— Begin Provided text —
But in the end it was the drilling that proved the project's undoing: it simply could not continue because fuel was running low.
By the evening, gathered in the main tent, the team had to face an awful moment: there was no option but to pull the plug.
The chief scientist, and main driver behind the project, Prof Martin Siegert, prepared a few words for on-site cameraman Pete Bucktrout. It was '"Game over".
Last summer, when I first met Prof Siegert, I was too polite to remind him of what had happened to another British science project, the Beagle 2 mission to Mars, the spacecraft named after the ship that had carried Charles Darwin.
That clever piece of engineering was a tiny lander that was carried to the Red Planet in 2003 on board the European Space Agency's Mars Express orbiter.
Back then many of us gathered with Beagle's mastermind, Prof Colin Pillinger, to wait to hear the first signal that the spacecraft had touched down safely. The signal never came; Beagle went missing, presumed dead.
So it was to my surprise that Prof Siegert himself brought up the parallel, comparing that audacious attempt to search for life on Mars with his own bid to seek it in the unlit depths beneath the Antarctic ice sheet.
— End Provided text —
— Begin Provided material —
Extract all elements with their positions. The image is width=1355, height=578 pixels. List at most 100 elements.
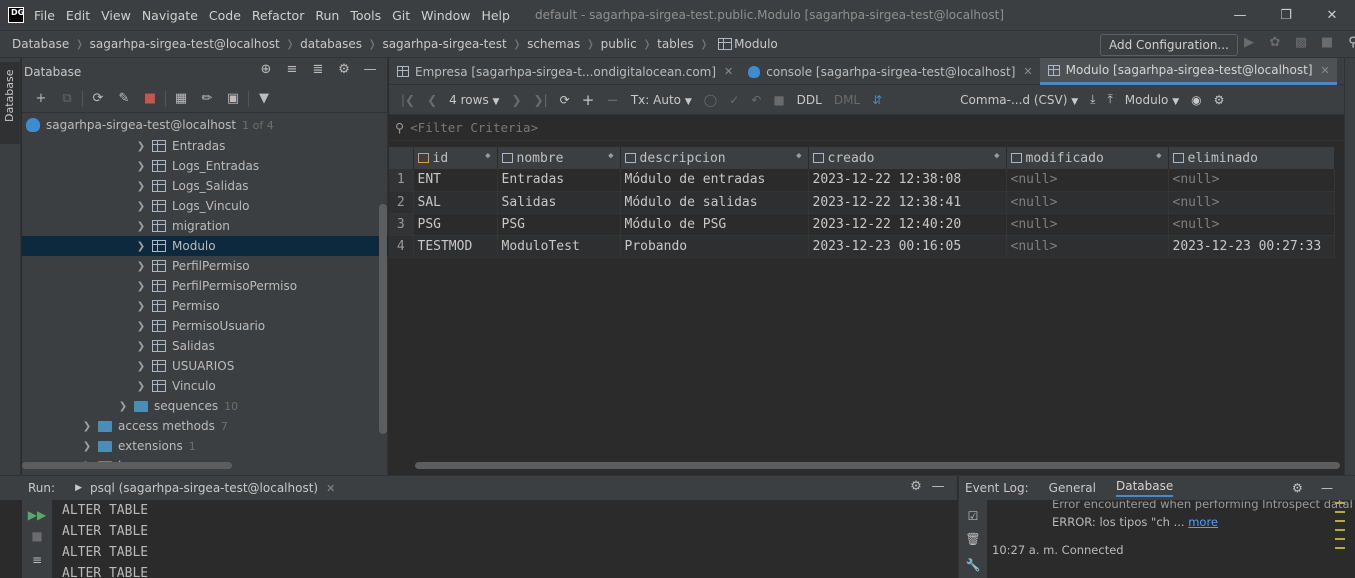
— End Provided material —
- Objective 1
Answer these questions about the text on the Antarctic drilling project:
(a) What was running low when the drilling could not continue?
(b) Who was the on-site cameraman?
(c) In what year was Beagle 2 carried to Mars?
- Objective 2
Print the part of the text on the Antarctic drilling project starting with "Back then many" and going on through "missing, presumed dead.".
- Objective 3
Carry on the text on the Antarctic drilling project from where it stops.

- Task output 1
(a) Fuel.
(b) Pete Bucktrout.
(c) 2003.

- Task output 2
Back then many of us gathered with Beagle's mastermind, Prof Colin Pillinger, to wait to hear the first signal that the spacecraft had touched down safely. The signal never came; Beagle went missing, presumed dead.

- Task output 3
At the time, in that summer conversation, neither of us realised an eerie coincidence. Beagle crashed on Christmas Day 2003; the Lake Ellsworth mission was abandoned on Christmas Eve 2012.
Over a crackly satellite phone connection today, Prof Siegert managed a laugh at the timing.
But there is a difference between the two projects. Funding was never found to launch another Beagle to Mars while it is likely that another attempt will be made on Lake Ellsworth.
The team will work on a revised plan next year. Another go may be tried in four or five years' time.
For the moment, though, the fundamental question that drove both missions remains unanswered: what is the limit to where life is possible?